--- start of Records shown ---
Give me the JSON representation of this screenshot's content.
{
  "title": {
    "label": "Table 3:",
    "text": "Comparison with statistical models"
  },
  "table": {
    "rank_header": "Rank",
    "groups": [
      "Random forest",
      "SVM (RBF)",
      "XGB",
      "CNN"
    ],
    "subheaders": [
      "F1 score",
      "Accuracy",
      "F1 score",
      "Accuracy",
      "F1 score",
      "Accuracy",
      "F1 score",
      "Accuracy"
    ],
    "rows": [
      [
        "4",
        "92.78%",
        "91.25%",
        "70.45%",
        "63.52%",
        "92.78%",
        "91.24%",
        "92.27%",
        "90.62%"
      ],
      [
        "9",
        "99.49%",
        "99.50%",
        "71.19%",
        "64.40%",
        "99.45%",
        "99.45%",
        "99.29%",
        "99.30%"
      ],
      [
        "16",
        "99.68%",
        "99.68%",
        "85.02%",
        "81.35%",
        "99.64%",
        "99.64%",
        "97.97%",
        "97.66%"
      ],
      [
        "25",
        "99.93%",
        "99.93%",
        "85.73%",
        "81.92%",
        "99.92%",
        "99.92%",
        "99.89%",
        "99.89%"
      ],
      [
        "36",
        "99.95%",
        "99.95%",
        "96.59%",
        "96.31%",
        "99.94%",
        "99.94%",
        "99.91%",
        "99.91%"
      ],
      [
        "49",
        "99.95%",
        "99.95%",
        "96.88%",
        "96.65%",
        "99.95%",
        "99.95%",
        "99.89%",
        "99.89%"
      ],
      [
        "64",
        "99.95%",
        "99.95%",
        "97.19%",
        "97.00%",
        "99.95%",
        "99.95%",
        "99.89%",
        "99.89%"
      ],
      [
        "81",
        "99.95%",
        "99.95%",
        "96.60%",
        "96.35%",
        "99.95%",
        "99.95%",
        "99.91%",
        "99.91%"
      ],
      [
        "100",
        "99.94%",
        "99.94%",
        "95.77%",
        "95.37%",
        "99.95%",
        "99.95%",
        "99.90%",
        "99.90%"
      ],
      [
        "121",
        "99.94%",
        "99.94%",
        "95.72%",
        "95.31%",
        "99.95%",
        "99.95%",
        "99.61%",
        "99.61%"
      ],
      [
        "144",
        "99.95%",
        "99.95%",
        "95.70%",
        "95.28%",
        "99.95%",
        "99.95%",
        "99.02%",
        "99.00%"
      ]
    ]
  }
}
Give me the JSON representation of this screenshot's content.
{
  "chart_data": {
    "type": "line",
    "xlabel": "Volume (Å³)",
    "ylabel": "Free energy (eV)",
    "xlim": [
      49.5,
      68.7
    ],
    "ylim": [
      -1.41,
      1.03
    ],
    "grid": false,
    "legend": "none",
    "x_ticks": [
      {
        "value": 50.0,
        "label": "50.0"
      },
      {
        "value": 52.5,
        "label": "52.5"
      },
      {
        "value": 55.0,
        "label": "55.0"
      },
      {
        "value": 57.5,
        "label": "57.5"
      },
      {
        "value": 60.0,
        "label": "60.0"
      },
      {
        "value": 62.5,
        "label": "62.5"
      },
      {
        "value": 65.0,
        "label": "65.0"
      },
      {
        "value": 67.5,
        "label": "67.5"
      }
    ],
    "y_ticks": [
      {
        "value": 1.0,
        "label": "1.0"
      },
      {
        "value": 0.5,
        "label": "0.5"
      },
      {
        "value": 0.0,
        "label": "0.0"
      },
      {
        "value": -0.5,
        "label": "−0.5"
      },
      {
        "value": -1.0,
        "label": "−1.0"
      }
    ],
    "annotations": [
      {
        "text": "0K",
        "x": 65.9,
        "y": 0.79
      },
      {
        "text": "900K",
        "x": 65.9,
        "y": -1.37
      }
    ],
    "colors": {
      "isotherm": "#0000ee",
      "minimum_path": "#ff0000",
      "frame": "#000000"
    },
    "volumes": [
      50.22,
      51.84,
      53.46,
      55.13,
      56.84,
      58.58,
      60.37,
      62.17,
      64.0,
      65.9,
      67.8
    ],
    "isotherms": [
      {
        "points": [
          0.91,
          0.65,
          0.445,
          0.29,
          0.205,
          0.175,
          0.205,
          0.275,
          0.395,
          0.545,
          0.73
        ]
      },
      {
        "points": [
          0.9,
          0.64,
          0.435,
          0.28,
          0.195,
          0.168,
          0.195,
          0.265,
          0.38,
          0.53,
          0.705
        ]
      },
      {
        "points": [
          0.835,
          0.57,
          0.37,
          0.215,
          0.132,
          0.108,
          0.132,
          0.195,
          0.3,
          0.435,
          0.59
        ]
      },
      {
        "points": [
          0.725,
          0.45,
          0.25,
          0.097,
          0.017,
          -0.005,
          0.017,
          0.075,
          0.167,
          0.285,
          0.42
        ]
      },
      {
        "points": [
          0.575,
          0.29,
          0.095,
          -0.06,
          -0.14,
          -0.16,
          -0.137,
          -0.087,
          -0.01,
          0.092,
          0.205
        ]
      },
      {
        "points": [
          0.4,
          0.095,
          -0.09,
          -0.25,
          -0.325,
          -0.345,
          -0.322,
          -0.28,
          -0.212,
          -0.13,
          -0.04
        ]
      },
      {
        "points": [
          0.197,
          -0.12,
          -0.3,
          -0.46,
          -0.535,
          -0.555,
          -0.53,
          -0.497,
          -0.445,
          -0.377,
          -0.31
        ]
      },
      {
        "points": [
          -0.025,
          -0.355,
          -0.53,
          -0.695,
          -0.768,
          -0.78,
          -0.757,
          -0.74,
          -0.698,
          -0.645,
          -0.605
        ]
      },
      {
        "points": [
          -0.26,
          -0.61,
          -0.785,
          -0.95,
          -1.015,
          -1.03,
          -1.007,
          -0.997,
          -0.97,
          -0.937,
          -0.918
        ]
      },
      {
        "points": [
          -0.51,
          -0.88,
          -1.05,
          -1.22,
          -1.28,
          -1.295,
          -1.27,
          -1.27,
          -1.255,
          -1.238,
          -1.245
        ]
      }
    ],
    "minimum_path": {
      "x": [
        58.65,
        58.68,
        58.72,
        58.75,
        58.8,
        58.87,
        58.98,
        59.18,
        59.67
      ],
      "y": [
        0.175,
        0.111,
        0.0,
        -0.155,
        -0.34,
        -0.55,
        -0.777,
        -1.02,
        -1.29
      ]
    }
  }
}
--- end of Records shown ---
> [Written exercise]: Select from the material above each line in which the string "text" appears, and list those lines.

> [Result of this exercise]:
    "text": "Comparison with statistical models"
        "text": "0K",
        "text": "900K",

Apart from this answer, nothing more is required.